= Dataset entries =
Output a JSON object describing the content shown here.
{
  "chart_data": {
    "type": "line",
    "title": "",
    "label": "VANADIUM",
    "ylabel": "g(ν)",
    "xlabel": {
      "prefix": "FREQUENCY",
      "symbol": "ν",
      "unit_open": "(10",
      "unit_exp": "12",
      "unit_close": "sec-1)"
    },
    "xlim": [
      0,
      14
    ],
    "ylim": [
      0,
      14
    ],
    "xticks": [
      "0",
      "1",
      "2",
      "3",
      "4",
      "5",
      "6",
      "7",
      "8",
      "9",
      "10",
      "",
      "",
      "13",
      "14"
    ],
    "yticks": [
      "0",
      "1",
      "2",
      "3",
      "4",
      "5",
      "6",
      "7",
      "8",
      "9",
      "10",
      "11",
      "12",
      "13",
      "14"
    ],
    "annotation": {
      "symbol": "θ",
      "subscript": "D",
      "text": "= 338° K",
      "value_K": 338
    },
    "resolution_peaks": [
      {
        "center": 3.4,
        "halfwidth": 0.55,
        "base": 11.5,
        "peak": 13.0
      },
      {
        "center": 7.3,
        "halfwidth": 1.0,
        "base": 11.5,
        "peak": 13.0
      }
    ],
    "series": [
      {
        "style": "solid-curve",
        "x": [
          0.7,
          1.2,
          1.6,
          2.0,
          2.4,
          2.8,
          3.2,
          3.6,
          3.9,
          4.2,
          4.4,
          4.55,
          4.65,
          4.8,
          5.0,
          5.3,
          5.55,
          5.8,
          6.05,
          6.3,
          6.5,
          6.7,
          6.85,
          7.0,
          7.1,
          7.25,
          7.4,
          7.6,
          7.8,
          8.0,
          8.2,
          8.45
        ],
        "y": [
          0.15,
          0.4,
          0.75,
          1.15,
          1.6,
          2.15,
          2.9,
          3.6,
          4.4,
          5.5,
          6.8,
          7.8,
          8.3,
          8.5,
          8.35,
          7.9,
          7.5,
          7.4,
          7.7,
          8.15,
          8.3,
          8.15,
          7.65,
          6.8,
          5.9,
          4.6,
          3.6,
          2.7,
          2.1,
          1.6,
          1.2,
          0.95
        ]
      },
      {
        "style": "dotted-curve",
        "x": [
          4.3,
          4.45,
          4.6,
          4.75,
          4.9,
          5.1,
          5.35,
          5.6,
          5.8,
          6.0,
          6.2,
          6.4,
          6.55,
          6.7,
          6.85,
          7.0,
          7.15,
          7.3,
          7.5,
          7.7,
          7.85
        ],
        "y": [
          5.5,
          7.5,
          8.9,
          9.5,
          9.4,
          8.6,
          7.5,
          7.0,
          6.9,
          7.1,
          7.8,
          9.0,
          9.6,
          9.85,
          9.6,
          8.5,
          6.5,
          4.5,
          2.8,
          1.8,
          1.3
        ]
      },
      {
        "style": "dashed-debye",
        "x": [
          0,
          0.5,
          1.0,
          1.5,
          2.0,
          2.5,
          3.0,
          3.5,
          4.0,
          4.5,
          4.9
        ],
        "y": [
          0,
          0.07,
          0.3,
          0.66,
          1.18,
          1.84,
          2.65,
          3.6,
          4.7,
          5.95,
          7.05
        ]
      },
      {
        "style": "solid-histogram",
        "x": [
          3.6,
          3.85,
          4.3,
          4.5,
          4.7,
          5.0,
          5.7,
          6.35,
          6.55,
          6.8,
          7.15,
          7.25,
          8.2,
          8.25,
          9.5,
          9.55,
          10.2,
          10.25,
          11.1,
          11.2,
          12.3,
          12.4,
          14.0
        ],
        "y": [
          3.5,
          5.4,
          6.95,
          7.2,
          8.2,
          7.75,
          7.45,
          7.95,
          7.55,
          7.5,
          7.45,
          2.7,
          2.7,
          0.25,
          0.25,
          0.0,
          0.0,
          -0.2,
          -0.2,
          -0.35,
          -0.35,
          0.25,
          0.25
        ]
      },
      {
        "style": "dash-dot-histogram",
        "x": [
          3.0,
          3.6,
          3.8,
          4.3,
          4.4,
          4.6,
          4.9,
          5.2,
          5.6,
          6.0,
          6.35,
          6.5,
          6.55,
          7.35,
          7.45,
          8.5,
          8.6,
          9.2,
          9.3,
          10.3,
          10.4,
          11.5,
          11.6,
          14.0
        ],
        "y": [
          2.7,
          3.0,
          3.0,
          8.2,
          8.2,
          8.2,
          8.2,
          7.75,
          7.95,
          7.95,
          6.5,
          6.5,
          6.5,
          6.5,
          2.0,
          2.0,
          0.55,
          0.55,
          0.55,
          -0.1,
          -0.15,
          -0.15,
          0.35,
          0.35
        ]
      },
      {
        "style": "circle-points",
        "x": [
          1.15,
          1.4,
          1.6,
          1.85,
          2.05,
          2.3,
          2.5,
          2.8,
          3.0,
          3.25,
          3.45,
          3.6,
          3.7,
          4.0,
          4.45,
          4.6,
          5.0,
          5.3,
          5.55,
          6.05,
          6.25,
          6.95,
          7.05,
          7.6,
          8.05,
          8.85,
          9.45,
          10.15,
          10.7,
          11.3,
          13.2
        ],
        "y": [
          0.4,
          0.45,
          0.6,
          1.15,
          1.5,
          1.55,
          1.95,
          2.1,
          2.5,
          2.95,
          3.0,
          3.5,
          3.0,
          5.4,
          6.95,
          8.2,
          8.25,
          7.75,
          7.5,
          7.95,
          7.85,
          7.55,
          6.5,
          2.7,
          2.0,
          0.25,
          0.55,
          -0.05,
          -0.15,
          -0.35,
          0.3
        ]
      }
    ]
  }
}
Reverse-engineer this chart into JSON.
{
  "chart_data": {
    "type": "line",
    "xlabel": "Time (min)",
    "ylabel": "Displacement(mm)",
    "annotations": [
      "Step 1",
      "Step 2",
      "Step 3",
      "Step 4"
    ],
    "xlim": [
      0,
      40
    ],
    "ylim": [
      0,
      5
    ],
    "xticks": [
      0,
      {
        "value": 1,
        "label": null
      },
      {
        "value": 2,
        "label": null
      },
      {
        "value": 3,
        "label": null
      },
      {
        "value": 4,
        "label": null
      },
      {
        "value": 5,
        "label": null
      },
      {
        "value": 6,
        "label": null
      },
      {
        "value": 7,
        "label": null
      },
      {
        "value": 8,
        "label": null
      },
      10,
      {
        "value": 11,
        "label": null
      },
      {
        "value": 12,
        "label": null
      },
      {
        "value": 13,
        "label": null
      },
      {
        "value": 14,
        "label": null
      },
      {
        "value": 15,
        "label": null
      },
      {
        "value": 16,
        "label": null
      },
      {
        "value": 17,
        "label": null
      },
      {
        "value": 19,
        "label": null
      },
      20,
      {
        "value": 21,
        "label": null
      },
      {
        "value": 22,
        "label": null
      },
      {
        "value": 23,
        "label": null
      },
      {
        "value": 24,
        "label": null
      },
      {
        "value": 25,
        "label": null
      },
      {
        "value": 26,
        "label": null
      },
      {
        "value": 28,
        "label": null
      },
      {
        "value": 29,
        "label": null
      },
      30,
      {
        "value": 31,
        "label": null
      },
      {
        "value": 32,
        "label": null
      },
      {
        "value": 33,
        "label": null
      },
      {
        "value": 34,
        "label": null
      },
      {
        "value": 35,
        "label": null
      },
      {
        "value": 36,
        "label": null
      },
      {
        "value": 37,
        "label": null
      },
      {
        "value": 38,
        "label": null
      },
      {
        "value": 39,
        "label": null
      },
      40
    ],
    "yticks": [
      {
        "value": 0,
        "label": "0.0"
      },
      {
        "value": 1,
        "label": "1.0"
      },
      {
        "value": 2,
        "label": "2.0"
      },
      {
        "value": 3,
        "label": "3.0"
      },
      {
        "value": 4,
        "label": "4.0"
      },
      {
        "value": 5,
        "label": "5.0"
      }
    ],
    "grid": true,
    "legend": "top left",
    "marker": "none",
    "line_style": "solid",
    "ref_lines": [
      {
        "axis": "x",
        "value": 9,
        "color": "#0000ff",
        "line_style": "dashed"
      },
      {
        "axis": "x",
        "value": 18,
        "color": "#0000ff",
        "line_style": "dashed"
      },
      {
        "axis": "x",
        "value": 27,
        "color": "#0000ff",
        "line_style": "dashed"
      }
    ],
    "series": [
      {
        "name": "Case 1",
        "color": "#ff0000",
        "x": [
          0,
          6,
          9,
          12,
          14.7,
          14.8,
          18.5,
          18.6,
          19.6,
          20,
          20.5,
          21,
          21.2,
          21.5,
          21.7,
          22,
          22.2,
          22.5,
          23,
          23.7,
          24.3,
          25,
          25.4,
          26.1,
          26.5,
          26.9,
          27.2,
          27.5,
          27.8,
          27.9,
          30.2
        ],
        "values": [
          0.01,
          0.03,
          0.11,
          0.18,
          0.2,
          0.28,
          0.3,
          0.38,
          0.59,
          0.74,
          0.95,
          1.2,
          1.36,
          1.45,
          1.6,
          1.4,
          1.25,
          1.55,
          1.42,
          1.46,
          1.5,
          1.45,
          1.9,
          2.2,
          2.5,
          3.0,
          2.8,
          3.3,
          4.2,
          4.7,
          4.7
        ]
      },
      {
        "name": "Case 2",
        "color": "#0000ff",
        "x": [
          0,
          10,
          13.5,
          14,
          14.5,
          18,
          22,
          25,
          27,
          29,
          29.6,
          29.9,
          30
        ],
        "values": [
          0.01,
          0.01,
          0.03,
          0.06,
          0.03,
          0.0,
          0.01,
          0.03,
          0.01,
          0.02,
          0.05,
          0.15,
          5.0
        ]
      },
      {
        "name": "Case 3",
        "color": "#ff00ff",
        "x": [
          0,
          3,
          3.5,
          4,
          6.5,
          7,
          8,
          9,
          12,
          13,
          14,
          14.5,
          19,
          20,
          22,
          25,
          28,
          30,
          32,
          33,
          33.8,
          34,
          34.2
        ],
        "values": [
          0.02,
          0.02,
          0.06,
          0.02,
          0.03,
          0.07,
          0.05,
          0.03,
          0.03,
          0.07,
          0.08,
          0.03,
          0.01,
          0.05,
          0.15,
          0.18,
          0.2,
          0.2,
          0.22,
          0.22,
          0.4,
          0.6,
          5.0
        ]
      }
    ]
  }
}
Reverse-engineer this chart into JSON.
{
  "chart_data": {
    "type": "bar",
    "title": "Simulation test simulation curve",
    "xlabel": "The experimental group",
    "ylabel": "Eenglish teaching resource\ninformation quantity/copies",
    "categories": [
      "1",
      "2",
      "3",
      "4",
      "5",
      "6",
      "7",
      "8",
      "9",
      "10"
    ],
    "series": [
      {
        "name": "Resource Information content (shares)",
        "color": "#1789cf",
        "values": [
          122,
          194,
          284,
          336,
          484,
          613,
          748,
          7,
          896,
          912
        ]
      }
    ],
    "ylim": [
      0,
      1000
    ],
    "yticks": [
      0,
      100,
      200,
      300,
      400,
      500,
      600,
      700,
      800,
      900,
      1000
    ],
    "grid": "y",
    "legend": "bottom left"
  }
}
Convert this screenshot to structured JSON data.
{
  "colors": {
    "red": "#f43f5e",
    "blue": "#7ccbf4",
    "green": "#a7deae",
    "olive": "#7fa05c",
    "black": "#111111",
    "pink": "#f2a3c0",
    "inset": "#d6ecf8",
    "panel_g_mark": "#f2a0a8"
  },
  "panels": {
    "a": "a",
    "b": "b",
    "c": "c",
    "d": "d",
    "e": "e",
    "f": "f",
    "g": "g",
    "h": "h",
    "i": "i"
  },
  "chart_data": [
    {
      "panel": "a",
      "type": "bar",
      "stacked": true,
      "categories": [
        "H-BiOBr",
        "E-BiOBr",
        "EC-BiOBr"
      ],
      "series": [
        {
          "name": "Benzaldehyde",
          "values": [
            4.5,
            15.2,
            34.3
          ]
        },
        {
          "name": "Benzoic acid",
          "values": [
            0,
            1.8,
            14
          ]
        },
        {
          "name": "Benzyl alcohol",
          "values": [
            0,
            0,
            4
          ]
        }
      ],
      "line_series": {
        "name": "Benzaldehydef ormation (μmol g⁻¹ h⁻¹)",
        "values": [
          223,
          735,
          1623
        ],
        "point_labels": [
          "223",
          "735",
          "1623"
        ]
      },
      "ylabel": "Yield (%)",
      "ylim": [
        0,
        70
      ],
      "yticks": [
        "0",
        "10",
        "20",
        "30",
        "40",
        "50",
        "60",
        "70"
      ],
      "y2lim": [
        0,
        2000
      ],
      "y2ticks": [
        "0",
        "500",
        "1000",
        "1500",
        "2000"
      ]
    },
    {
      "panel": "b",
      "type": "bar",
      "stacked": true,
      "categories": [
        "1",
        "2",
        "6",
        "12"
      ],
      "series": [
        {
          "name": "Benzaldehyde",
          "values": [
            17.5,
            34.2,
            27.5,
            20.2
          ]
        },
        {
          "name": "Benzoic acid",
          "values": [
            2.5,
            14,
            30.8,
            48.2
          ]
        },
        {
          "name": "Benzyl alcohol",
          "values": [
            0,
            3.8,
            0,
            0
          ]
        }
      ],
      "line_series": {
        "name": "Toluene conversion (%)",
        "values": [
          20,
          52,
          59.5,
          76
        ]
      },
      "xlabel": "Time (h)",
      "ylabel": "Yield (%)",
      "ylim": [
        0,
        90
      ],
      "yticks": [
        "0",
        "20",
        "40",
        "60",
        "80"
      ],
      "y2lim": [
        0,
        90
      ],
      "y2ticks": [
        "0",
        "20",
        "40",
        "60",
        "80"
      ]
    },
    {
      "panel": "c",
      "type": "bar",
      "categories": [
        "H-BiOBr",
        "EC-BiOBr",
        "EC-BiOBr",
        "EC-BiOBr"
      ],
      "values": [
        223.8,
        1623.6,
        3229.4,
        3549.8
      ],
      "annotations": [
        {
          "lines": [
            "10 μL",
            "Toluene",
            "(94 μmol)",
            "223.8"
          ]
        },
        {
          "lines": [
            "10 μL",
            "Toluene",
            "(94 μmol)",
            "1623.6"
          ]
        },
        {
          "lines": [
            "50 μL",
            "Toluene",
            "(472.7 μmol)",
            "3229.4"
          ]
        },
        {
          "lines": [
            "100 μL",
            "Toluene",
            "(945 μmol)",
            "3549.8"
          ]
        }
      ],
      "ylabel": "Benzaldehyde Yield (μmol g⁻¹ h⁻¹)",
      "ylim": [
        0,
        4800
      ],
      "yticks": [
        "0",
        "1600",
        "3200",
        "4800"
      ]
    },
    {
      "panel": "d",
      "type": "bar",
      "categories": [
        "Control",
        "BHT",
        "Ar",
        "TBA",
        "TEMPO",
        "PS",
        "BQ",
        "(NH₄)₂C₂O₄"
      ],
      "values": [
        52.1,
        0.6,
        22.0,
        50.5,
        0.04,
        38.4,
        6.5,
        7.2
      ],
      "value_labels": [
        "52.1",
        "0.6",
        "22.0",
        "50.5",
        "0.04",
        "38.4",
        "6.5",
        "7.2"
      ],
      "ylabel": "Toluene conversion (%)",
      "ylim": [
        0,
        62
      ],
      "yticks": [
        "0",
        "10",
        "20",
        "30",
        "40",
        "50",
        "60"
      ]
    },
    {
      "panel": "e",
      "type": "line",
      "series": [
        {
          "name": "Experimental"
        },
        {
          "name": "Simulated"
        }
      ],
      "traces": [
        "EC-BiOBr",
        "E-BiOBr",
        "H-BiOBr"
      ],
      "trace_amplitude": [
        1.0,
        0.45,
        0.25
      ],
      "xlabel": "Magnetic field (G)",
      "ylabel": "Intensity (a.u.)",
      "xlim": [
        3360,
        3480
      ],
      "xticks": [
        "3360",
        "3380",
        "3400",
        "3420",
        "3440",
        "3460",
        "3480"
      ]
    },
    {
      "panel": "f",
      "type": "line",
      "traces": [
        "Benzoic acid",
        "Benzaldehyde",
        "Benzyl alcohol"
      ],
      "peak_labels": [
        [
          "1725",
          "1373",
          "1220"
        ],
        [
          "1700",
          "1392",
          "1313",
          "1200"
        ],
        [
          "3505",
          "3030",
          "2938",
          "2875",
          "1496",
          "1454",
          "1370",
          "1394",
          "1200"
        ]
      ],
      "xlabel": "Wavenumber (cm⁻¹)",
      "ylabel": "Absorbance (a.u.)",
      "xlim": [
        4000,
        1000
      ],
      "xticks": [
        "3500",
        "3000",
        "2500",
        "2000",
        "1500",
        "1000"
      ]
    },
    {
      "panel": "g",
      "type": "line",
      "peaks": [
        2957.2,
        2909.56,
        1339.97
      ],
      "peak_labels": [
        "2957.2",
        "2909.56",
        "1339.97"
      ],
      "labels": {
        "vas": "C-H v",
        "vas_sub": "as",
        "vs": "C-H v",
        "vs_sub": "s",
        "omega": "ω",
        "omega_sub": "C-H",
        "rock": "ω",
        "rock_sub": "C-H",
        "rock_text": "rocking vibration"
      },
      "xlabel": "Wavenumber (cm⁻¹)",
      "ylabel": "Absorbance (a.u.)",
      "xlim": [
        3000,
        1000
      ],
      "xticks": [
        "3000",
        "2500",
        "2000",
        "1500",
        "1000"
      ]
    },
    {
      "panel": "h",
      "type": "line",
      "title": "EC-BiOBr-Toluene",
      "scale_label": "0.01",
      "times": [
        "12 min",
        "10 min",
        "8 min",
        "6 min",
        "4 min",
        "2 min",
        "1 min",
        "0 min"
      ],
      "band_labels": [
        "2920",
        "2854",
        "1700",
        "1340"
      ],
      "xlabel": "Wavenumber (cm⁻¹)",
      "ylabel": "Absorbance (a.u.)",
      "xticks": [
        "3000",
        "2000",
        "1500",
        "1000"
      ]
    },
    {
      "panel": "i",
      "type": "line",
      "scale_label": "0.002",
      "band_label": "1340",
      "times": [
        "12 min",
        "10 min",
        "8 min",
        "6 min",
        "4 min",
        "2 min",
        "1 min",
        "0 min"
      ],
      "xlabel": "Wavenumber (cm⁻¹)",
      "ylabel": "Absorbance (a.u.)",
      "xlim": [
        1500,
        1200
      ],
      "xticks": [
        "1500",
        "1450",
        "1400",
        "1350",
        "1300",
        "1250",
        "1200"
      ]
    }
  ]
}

= Task brief =
Go through the entries above and copy every line containing "content".

= Right answer =
Output a JSON object describing the content shown here.
        "name": "Resource Information content (shares)",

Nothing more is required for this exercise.